Count every line of the material that holds the string "priemerná". Respond with the total only.

## BEGIN Items

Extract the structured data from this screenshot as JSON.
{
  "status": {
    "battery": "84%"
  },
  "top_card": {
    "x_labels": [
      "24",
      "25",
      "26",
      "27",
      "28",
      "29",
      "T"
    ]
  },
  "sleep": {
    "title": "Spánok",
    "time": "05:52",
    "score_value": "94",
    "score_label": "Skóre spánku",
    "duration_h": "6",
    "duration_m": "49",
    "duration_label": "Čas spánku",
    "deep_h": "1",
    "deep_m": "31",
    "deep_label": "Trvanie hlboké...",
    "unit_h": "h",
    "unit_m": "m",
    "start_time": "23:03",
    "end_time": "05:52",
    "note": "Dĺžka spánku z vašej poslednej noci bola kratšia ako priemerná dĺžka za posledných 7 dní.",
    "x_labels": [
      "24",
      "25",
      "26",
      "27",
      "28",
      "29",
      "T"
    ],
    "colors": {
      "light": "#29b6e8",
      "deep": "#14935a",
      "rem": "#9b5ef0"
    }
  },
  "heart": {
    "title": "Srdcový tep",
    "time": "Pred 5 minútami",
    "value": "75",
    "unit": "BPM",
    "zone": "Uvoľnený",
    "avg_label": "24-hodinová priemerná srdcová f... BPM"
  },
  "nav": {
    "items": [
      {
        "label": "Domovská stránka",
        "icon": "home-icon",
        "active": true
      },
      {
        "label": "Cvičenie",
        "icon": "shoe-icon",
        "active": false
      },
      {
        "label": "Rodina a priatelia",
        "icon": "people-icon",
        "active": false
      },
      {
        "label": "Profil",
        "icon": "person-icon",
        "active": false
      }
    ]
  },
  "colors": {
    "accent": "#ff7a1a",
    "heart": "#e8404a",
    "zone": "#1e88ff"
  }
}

## END Items

* [Task output]:
2